-- BEGIN DATA FOR THIS TASK --

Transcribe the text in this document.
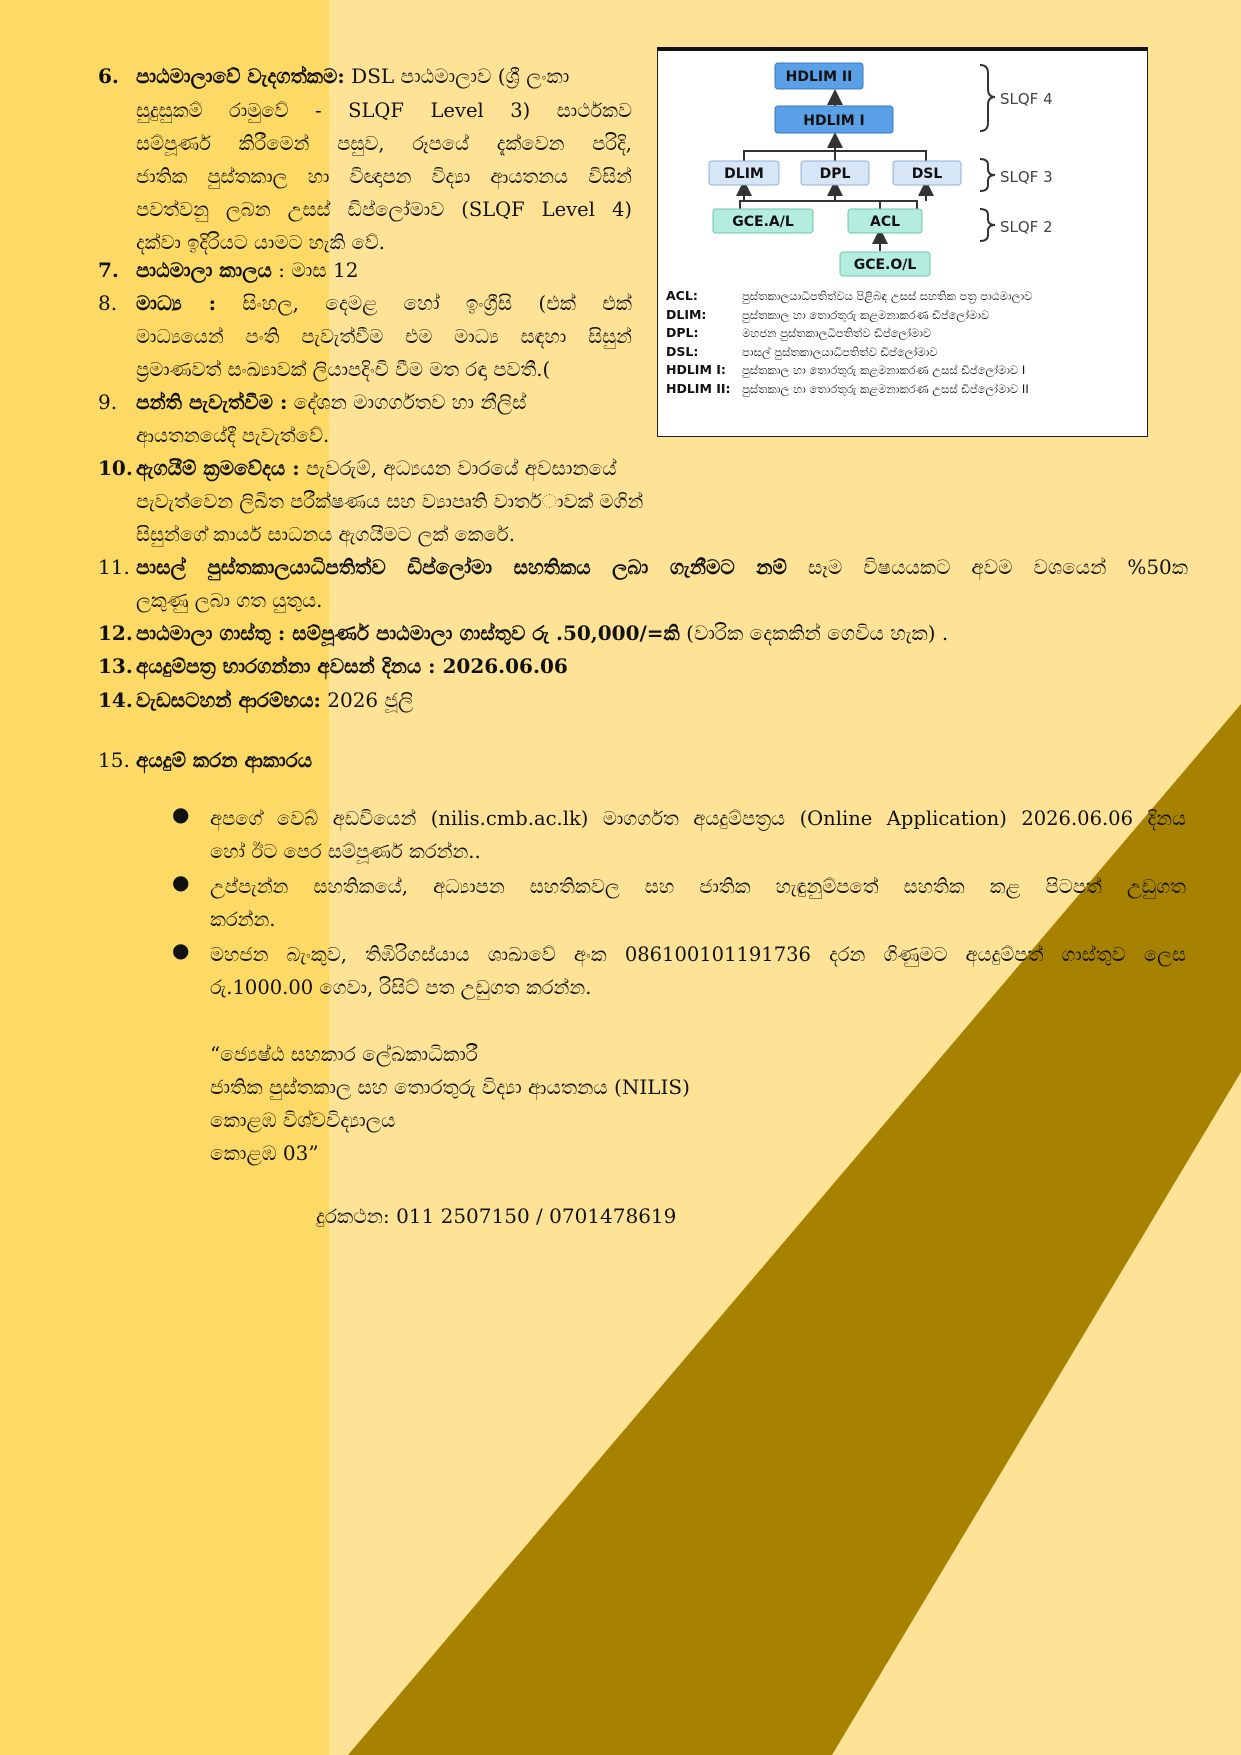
6. පාඨමාලාවේ වැදගත්කම: DSL පාඨමාලාව (ශ්‍රී ලංකා
සුදුසුකම් රාමුවේ - SLQF Level 3) සාර්ථකව
සම්පූර්ණ කිරීමෙන් පසුව, රූපයේ දැක්වෙන පරිදි,
ජාතික පුස්තකාල හා විඥාපන විද්‍යා ආයතනය විසින්
පවත්වනු ලබන උසස් ඩිප්ලෝමාව (SLQF Level 4)
දක්වා ඉදිරියට යාමට හැකි වේ.
7. පාඨමාලා කාලය : මාස 12
8. මාධ්‍ය : සිංහල, දෙමළ හෝ ඉංග්‍රීසි (එක් එක්
මාධ්‍යයෙන් පංති පැවැත්වීම එම මාධ්‍ය සඳහා සිසුන්
ප්‍රමාණවත් සංඛ්‍යාවක් ලියාපදිංචි වීම මත රඳා පවතී.(
9. පන්ති පැවැත්වීම : දේශන මාගර්ගතව හා නීලිස්
ආයතනයේදී පැවැත්වේ.
10. ඇගයීම් ක්‍රමවේදය : පැවරුම්, අධ්‍යයන වාරයේ අවසානයේ
පැවැත්වෙන ලිඛිත පරීක්ෂණය සහ ව්‍යාපෘති වාතර්ාවක් මගින්
සිසුන්ගේ කාර්ය සාධනය ඇගයීමට ලක් කෙරේ.
11. පාසල් පුස්තකාලයාධිපතිත්ව ඩිප්ලෝමා සහතිකය ලබා ගැනීමට නම් සෑම විෂයයකට අවම වශයෙන් %50ක
ලකුණු ලබා ගත යුතුය.
12. පාඨමාලා ගාස්තු : සම්පූර්ණ පාඨමාලා ගාස්තුව රු .50,000/=කි (වාරික දෙකකින් ගෙවිය හැක) .
13. අයදුම්පත්‍ර භාරගන්නා අවසන් දිනය : 2026.06.06
14. වැඩසටහන් ආරම්භය: 2026 ජූලි
15. අයදුම් කරන ආකාරය
● අපගේ වෙබ් අඩවියෙන් (nilis.cmb.ac.lk) මාගර්ගත අයදුම්පත්‍රය (Online Application) 2026.06.06 දිනය
හෝ ඊට පෙර සම්පූණර් කරන්න..
● උප්පැන්න සහතිකයේ, අධ්‍යාපන සහතිකවල සහ ජාතික හැඳුනුම්පතේ සහතික කළ පිටපත් උඩුගත
කරන්න.
● මහජන බැංකුව, තිඹිරිගස්යාය ශාඛාවේ අංක 086100101191736 දරන ගිණුමට අයදුම්පත් ගාස්තුව ලෙස
රු.1000.00 ගෙවා, රිසිට් පත උඩුගත කරන්න.
“ජ්‍යෙෂ්ඨ සහකාර ලේඛකාධිකාරී
ජාතික පුස්තකාල සහ තොරතුරු විද්‍යා ආයතනය (NILIS)
කොළඹ විශ්වවිද්‍යාලය
කොළඹ 03”
දුරකථන: 011 2507150 / 0701478619
HDLIM II
HDLIM I
DLIM	DPL	DSL
GCE.A/L	ACL
GCE.O/L
SLQF 4
SLQF 3
SLQF 2
ACL:	පුස්තකාලයාධිපතිත්වය පිළිබඳ උසස් සහතික පත්‍ර පාඨමාලාව
DLIM:	පුස්තකාල හා තොරතුරු කළමනාකරණ ඩිප්ලෝමාව
DPL:	මහජන පුස්තකාලධිපතිත්ව ඩිප්ලෝමාව
DSL:	පාසල් පුස්තකාලයාධිපතිත්ව ඩිප්ලෝමාව
HDLIM I: පුස්තකාල හා තොරතුරු කළමනාකරණ උසස් ඩිප්ලෝමාව I
HDLIM II: පුස්තකාල හා තොරතුරු කළමනාකරණ උසස් ඩිප්ලෝමාව II
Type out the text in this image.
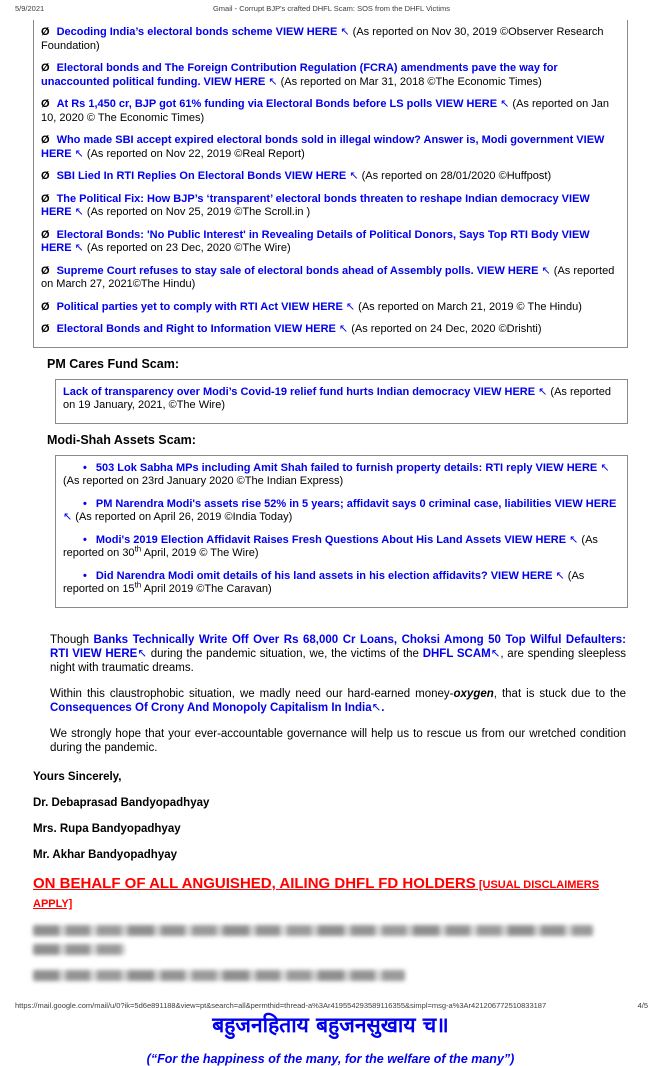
5/9/2021	Gmail - Corrupt BJP's crafted DHFL Scam: SOS from the DHFL Victims
Ø Decoding India’s electoral bonds scheme VIEW HERE ↖ (As reported on Nov 30, 2019 ©Observer Research Foundation)
Ø Electoral bonds and The Foreign Contribution Regulation (FCRA) amendments pave the way for unaccounted political funding. VIEW HERE ↖ (As reported on Mar 31, 2018 ©The Economic Times)
Ø At Rs 1,450 cr, BJP got 61% funding via Electoral Bonds before LS polls VIEW HERE ↖ (As reported on Jan 10, 2020 © The Economic Times)
Ø Who made SBI accept expired electoral bonds sold in illegal window? Answer is, Modi government VIEW HERE ↖ (As reported on Nov 22, 2019 ©Real Report)
Ø SBI Lied In RTI Replies On Electoral Bonds VIEW HERE ↖ (As reported on 28/01/2020 ©Huffpost)
Ø The Political Fix: How BJP’s ‘transparent’ electoral bonds threaten to reshape Indian democracy VIEW HERE ↖ (As reported on Nov 25, 2019 ©The Scroll.in )
Ø Electoral Bonds: 'No Public Interest' in Revealing Details of Political Donors, Says Top RTI Body VIEW HERE ↖ (As reported on 23 Dec, 2020 ©The Wire)
Ø Supreme Court refuses to stay sale of electoral bonds ahead of Assembly polls. VIEW HERE ↖ (As reported on March 27, 2021©The Hindu)
Ø Political parties yet to comply with RTI Act VIEW HERE ↖ (As reported on March 21, 2019 © The Hindu)
Ø Electoral Bonds and Right to Information VIEW HERE ↖ (As reported on 24 Dec, 2020 ©Drishti)
PM Cares Fund Scam:
Lack of transparency over Modi’s Covid-19 relief fund hurts Indian democracy VIEW HERE ↖ (As reported on 19 January, 2021, ©The Wire)
Modi-Shah Assets Scam:
• 503 Lok Sabha MPs including Amit Shah failed to furnish property details: RTI reply VIEW HERE ↖ (As reported on 23rd January 2020 ©The Indian Express)
• PM Narendra Modi's assets rise 52% in 5 years; affidavit says 0 criminal case, liabilities VIEW HERE ↖ (As reported on April 26, 2019 ©India Today)
• Modi's 2019 Election Affidavit Raises Fresh Questions About His Land Assets VIEW HERE ↖ (As reported on 30th April, 2019 © The Wire)
• Did Narendra Modi omit details of his land assets in his election affidavits? VIEW HERE ↖ (As reported on 15th April 2019 ©The Caravan)

Though Banks Technically Write Off Over Rs 68,000 Cr Loans, Choksi Among 50 Top Wilful Defaulters: RTI VIEW HERE↖ during the pandemic situation, we, the victims of the DHFL SCAM↖, are spending sleepless night with traumatic dreams.

Within this claustrophobic situation, we madly need our hard-earned money-oxygen, that is stuck due to the Consequences Of Crony And Monopoly Capitalism In India↖.

We strongly hope that your ever-accountable governance will help us to rescue us from our wretched condition during the pandemic.

Yours Sincerely,
Dr. Debaprasad Bandyopadhyay
Mrs. Rupa Bandyopadhyay
Mr. Akhar Bandyopadhyay
ON BEHALF OF ALL ANGUISHED, AILING DHFL FD HOLDERS [USUAL DISCLAIMERS APPLY]
बहुजनहिताय बहुजनसुखाय च॥
(“For the happiness of the many, for the welfare of the many”)
https://mail.google.com/mail/u/0?ik=5d6e891188&view=pt&search=all&permthid=thread-a%3Ar419554293589116355&simpl=msg-a%3Ar421206772510833187	4/5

-- END DATA FOR THIS TASK --

▸ WHAT TO DO:
Copy every line of the listing that includes the string "democracy".

▸ COMPLETE OUTPUT:
Ø The Political Fix: How BJP’s ‘transparent’ electoral bonds threaten to reshape Indian democracy VIEW HERE ↖ (As reported on Nov 25, 2019 ©The Scroll.in )
Lack of transparency over Modi’s Covid-19 relief fund hurts Indian democracy VIEW HERE ↖ (As reported on 19 January, 2021, ©The Wire)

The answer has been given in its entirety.